◆ **TASK DETAILS**
Write out the material exactly, without any of its pictures.

· · ·

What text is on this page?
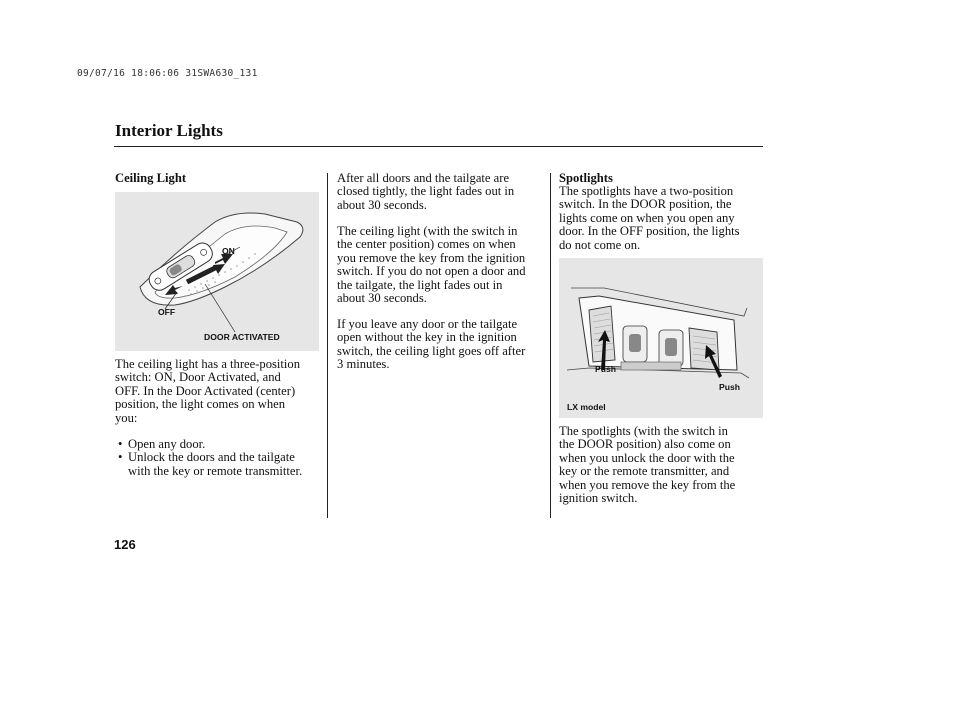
09/07/16 18:06:06 31SWA630_131
Interior Lights
Ceiling Light
ON
OFF
DOOR ACTIVATED
The ceiling light has a three-position
switch: ON, Door Activated, and
OFF. In the Door Activated (center)
position, the light comes on when
you:
• Open any door.
• Unlock the doors and the tailgate
with the key or remote transmitter.
After all doors and the tailgate are
closed tightly, the light fades out in
about 30 seconds.
The ceiling light (with the switch in
the center position) comes on when
you remove the key from the ignition
switch. If you do not open a door and
the tailgate, the light fades out in
about 30 seconds.
If you leave any door or the tailgate
open without the key in the ignition
switch, the ceiling light goes off after
3 minutes.
Spotlights
The spotlights have a two-position
switch. In the DOOR position, the
lights come on when you open any
door. In the OFF position, the lights
do not come on.
Push
Push
LX model
The spotlights (with the switch in
the DOOR position) also come on
when you unlock the door with the
key or the remote transmitter, and
when you remove the key from the
ignition switch.
126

· · ·

◆ **THE RESPONSE**
What text is on this page?
09/07/16 18:06:06 31SWA630_131
Interior Lights
Ceiling Light
ON
OFF
DOOR ACTIVATED
The ceiling light has a three-position
switch: ON, Door Activated, and
OFF. In the Door Activated (center)
position, the light comes on when
you:
• Open any door.
• Unlock the doors and the tailgate
with the key or remote transmitter.
After all doors and the tailgate are
closed tightly, the light fades out in
about 30 seconds.
The ceiling light (with the switch in
the center position) comes on when
you remove the key from the ignition
switch. If you do not open a door and
the tailgate, the light fades out in
about 30 seconds.
If you leave any door or the tailgate
open without the key in the ignition
switch, the ceiling light goes off after
3 minutes.
Spotlights
The spotlights have a two-position
switch. In the DOOR position, the
lights come on when you open any
door. In the OFF position, the lights
do not come on.
Push
Push
LX model
The spotlights (with the switch in
the DOOR position) also come on
when you unlock the door with the
key or the remote transmitter, and
when you remove the key from the
ignition switch.
126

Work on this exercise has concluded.